++++ DATA SUPPLIED

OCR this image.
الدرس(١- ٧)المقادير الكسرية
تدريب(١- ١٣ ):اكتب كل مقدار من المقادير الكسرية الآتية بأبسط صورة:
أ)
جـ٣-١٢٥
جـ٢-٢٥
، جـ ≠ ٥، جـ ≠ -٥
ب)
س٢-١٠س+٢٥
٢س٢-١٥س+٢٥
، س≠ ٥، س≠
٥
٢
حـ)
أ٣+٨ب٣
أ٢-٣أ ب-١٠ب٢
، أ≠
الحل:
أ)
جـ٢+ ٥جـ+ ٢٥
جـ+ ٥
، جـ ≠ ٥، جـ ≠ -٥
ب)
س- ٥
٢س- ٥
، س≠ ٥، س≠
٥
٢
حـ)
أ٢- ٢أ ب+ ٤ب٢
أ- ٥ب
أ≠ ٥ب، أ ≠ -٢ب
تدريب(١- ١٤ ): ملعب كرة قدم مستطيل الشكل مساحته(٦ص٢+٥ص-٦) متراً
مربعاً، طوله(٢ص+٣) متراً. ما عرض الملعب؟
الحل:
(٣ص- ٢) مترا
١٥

++++++++

Filter for "المقادير". Return all lines that hold it.

#### RESULT
الدرس(١- ٧)المقادير الكسرية
تدريب(١- ١٣ ):اكتب كل مقدار من المقادير الكسرية الآتية بأبسط صورة:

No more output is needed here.